Written task: Print the part of the data that opens with the line containing "document-line: 报到时另行通知。 [76,656,724,693]" and closes with the line containing "document-line: 试人员名单。 [76,768,724,805]", with no changes.

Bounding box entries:
--*--

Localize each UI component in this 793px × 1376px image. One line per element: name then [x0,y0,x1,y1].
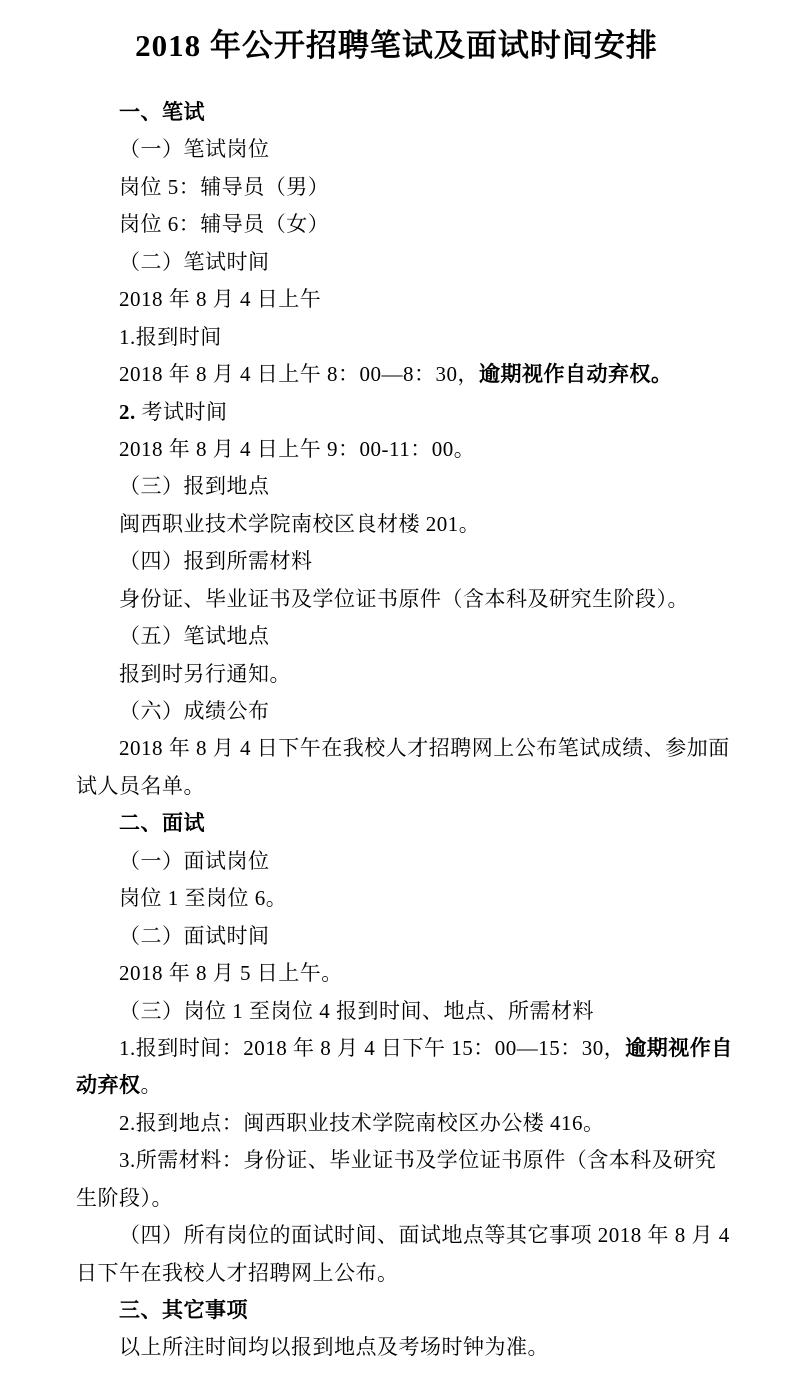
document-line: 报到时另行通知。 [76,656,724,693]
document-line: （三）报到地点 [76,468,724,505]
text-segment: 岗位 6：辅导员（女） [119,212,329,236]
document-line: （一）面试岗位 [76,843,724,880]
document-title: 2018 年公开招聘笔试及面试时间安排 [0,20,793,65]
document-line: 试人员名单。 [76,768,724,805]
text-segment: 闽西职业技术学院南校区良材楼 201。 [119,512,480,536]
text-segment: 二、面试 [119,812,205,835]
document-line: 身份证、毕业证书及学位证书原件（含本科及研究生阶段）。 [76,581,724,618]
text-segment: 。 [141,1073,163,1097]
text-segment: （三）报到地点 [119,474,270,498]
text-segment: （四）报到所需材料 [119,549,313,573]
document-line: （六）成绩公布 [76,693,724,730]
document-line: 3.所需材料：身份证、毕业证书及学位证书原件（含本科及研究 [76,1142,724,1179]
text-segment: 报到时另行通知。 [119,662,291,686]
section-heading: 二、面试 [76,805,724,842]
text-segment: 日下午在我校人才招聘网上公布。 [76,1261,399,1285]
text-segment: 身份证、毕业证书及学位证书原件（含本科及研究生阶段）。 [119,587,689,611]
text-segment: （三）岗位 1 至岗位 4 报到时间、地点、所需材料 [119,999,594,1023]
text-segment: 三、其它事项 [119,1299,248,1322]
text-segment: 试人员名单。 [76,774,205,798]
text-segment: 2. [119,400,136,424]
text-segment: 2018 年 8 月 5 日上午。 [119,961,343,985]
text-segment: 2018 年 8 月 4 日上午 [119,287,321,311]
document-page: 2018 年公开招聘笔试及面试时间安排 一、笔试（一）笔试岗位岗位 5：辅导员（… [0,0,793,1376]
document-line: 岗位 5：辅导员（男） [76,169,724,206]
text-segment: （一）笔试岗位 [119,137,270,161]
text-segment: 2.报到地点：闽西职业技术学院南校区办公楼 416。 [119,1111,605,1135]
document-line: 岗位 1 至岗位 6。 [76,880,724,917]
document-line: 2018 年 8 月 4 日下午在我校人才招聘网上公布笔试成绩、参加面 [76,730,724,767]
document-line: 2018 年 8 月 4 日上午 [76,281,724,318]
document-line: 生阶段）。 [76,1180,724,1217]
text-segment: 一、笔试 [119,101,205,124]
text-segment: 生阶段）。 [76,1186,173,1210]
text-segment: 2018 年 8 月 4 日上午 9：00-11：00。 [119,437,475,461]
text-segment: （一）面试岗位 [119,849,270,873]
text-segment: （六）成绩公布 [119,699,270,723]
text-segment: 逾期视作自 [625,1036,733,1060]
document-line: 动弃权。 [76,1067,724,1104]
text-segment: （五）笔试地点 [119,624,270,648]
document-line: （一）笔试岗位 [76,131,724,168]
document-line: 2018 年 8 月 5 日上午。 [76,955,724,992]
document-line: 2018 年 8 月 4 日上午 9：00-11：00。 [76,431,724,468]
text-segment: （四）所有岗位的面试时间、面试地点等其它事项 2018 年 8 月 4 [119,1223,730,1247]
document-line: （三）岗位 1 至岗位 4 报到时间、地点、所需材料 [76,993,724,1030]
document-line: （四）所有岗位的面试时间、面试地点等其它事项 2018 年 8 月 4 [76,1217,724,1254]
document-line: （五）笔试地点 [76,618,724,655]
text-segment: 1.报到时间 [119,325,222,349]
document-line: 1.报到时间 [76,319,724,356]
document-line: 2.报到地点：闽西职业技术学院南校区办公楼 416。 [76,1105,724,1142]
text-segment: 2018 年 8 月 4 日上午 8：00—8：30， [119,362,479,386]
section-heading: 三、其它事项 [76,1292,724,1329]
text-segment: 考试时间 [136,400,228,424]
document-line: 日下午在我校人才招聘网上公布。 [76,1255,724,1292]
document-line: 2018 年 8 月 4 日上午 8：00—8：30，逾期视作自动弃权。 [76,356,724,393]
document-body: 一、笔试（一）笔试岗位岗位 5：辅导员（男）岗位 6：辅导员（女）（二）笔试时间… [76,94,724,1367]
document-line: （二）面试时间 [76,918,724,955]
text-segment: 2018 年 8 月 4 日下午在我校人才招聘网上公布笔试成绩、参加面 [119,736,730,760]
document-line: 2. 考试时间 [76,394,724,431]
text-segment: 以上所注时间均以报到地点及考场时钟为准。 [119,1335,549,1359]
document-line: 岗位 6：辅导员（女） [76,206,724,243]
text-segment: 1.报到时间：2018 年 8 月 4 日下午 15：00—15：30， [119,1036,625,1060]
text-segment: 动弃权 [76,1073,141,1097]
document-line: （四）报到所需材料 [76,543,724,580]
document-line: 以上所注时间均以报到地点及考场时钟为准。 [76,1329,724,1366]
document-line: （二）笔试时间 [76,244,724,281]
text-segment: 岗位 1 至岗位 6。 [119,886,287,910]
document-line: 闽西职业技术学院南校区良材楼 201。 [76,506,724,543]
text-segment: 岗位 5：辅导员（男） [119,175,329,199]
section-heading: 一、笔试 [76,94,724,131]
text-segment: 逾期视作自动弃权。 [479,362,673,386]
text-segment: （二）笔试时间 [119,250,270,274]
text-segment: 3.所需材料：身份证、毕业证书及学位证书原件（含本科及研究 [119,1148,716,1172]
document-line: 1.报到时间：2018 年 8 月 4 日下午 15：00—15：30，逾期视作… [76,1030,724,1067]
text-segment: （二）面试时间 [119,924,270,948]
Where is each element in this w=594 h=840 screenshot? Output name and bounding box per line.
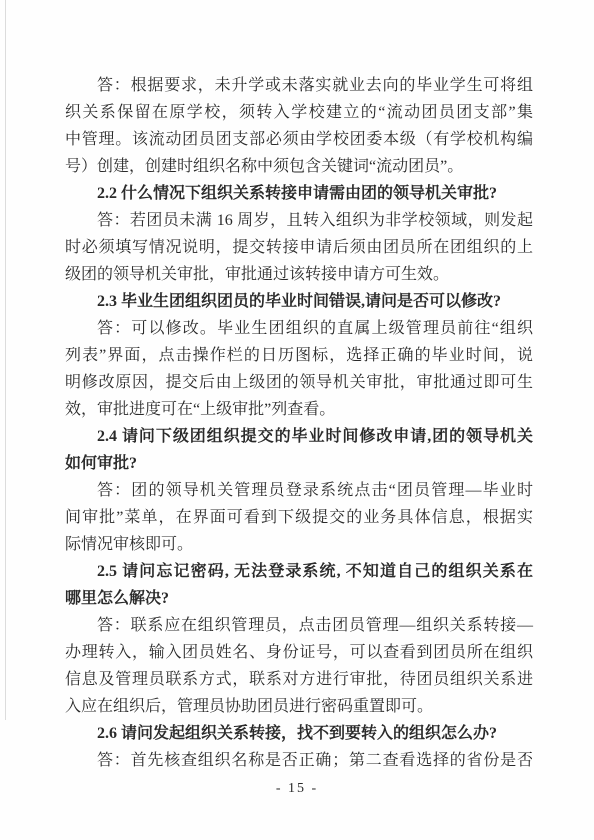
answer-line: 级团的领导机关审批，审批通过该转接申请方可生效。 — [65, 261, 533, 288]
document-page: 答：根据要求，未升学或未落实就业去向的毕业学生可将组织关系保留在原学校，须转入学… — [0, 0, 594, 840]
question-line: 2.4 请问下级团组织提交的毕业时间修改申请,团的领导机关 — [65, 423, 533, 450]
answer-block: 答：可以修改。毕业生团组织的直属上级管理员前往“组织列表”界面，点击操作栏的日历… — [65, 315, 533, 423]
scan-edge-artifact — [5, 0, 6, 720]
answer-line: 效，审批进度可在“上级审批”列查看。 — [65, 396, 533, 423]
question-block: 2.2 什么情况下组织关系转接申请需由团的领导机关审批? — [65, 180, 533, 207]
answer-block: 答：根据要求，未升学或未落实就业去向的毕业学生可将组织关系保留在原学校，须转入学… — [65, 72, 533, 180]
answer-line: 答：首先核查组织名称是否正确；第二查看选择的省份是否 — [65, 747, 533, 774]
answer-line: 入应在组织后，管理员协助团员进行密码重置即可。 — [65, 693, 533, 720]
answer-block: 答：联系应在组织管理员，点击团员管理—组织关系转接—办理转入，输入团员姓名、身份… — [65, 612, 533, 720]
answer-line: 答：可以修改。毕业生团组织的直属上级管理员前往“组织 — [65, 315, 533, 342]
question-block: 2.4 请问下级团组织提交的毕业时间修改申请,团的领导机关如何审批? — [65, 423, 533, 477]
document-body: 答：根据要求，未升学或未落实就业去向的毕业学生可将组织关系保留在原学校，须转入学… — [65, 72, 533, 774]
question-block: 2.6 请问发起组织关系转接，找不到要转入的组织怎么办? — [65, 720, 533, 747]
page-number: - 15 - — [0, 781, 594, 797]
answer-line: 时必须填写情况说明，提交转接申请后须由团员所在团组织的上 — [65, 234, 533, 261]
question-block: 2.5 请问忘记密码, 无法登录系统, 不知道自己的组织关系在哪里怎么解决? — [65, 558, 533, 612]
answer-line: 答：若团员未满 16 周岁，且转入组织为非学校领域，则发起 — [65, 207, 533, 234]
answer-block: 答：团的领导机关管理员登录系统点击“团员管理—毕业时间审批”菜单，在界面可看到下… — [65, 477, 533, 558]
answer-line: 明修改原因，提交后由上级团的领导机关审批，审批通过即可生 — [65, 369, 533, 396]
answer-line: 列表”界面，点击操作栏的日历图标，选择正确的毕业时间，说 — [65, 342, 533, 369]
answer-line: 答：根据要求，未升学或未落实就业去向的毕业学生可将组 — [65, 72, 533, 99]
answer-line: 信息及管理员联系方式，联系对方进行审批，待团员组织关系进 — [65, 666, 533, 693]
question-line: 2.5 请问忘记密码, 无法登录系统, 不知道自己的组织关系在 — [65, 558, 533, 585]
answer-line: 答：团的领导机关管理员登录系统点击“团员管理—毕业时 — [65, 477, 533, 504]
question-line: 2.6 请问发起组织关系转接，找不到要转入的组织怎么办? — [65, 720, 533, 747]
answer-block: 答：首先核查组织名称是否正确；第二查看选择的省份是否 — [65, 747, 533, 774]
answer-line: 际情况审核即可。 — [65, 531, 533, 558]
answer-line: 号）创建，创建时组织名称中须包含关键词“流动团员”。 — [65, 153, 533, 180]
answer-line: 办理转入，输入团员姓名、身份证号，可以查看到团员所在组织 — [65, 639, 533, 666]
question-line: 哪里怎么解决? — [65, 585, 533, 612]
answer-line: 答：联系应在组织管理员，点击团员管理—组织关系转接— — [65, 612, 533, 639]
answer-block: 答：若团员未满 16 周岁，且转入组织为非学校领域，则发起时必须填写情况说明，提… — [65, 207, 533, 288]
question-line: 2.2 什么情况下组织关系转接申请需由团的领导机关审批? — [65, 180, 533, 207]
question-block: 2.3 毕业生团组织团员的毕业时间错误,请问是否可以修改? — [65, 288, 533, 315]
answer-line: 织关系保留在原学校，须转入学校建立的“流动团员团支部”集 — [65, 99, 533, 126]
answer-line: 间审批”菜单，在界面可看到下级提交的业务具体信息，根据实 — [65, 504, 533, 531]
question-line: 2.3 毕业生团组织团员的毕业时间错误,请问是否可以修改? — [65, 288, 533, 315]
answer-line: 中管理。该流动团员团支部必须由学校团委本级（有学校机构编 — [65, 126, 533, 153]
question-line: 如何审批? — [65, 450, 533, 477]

--*--

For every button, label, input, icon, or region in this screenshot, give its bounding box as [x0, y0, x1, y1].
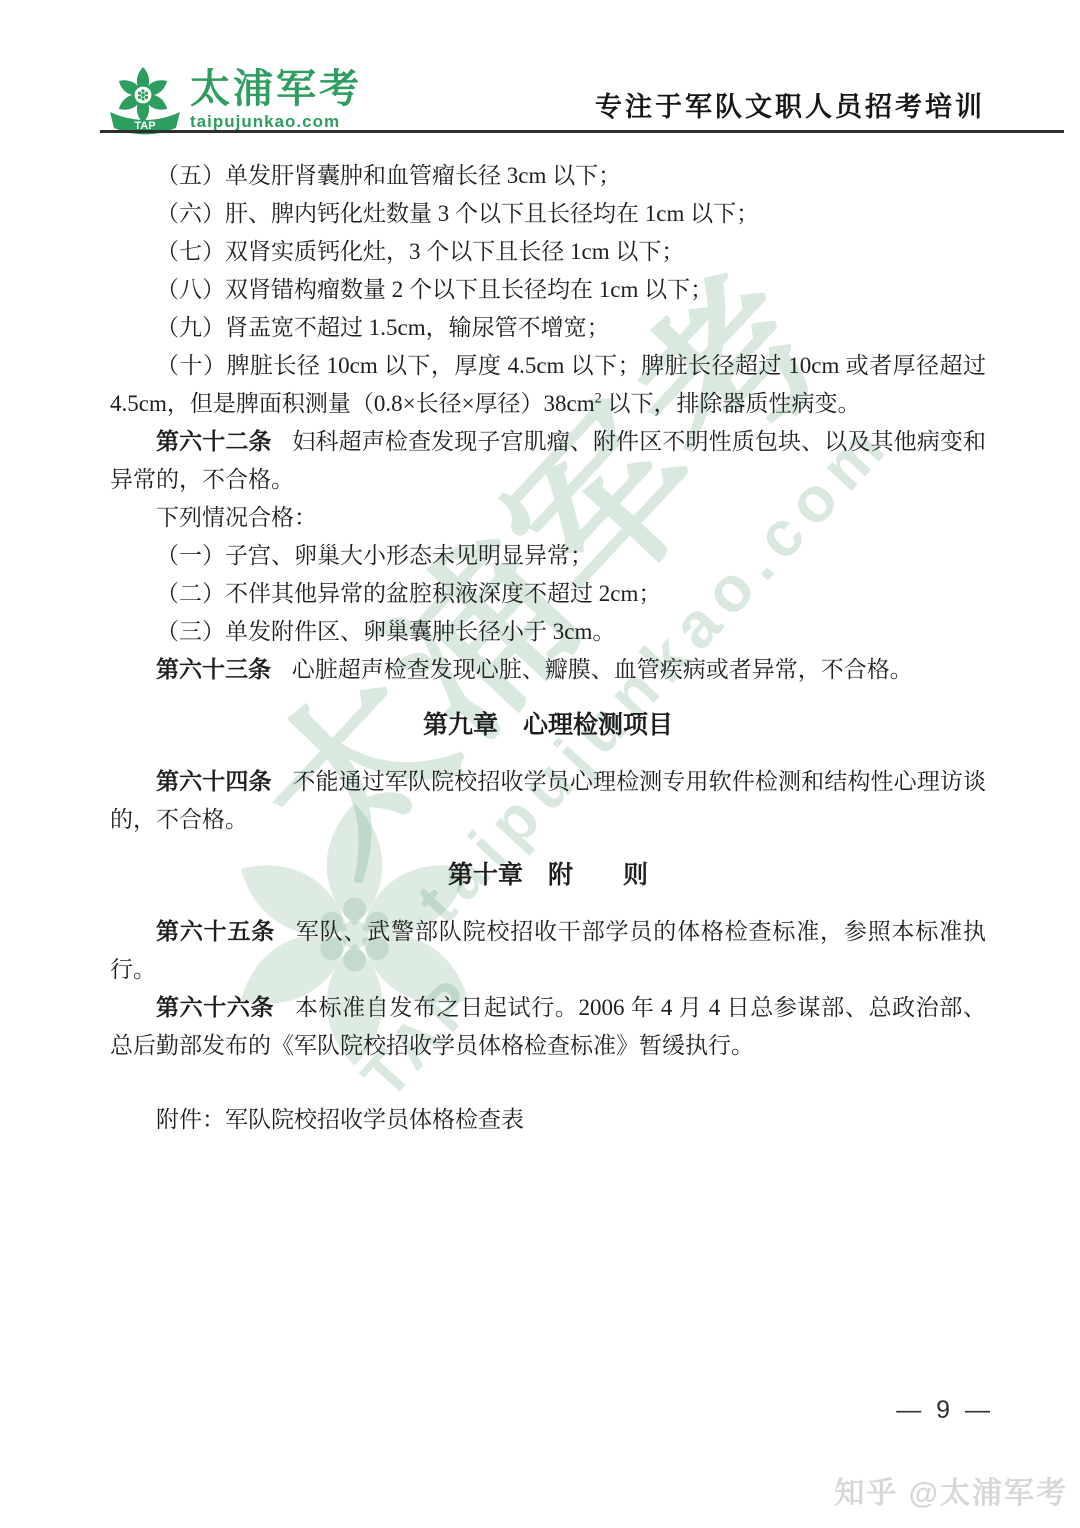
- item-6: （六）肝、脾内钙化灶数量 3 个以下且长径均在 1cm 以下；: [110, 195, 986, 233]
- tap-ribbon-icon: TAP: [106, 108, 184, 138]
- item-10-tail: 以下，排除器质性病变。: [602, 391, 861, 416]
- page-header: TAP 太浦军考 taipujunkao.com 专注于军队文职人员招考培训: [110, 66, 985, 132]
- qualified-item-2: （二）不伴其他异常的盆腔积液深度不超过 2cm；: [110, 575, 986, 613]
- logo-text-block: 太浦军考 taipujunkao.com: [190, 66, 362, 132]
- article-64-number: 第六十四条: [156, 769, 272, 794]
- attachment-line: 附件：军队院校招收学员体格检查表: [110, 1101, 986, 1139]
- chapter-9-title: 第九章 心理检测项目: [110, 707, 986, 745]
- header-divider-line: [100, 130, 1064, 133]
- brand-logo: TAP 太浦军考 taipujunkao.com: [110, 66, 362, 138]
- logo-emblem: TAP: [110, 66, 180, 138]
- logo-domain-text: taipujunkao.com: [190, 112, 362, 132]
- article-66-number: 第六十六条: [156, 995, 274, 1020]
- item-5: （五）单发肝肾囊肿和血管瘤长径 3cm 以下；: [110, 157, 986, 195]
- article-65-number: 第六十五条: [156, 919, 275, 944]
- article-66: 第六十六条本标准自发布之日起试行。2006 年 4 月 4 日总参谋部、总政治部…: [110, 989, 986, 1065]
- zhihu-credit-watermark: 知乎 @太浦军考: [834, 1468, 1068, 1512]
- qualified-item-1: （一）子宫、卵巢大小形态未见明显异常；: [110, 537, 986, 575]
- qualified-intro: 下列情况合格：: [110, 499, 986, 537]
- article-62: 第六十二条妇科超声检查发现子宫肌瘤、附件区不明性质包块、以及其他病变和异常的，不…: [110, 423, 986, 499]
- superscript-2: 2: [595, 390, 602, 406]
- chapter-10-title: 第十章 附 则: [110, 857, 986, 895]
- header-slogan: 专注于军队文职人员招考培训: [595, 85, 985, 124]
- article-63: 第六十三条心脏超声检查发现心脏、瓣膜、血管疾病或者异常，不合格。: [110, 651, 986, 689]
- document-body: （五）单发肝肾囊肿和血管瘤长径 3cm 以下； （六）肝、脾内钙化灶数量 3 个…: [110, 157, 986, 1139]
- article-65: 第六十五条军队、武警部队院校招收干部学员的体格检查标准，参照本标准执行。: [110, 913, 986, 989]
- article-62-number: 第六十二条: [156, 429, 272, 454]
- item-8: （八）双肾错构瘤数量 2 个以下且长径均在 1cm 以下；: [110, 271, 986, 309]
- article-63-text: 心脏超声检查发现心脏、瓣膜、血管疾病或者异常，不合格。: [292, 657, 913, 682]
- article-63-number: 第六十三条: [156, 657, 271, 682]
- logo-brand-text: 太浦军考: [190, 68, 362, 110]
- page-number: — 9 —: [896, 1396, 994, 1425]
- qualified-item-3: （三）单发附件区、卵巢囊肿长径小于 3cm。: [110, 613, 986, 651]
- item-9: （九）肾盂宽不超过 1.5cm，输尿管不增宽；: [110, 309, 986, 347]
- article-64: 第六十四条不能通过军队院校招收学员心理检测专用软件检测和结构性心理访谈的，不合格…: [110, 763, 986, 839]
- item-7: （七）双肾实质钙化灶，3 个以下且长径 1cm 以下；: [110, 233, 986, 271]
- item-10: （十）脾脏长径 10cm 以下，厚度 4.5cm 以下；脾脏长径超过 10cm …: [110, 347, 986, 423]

--*--

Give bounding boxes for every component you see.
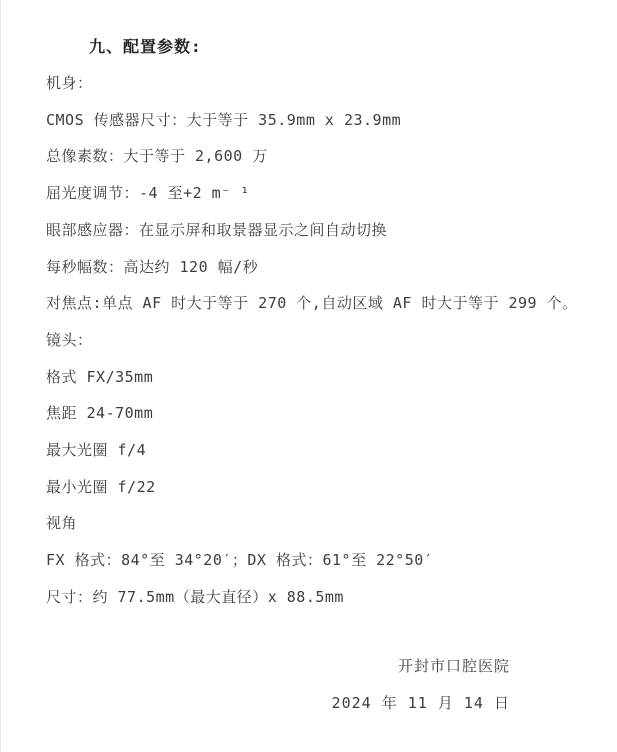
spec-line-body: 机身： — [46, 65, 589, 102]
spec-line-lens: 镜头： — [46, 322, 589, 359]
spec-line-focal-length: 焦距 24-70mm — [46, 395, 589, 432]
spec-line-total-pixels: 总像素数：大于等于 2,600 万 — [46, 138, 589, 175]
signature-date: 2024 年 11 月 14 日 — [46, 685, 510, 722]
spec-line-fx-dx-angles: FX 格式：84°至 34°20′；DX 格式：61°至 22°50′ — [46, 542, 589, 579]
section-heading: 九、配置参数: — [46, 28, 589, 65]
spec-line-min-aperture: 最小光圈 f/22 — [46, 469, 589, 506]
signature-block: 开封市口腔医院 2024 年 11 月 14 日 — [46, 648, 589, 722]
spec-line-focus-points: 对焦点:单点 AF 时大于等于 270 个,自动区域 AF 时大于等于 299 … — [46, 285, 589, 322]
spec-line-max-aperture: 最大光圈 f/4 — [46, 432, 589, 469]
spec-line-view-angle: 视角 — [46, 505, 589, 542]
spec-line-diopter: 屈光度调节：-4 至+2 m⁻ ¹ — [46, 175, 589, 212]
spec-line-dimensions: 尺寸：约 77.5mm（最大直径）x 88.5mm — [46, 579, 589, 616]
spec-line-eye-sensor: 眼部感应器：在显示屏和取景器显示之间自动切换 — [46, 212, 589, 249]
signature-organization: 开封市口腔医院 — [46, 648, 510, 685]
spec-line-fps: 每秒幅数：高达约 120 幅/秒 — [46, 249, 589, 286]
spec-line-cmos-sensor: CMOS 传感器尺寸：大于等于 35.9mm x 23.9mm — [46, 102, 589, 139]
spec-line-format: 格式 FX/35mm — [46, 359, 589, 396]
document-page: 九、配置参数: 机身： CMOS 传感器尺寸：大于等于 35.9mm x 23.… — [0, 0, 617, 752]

--*--

Reply:
document-line: 报到时另行通知。 [76,656,724,693]
document-line: （三）报到地点 [76,468,724,505]
text-segment: 岗位 6：辅导员（女） [119,212,329,236]
document-line: （一）面试岗位 [76,843,724,880]
document-title: 2018 年公开招聘笔试及面试时间安排 [0,20,793,65]
document-line: 试人员名单。 [76,768,724,805]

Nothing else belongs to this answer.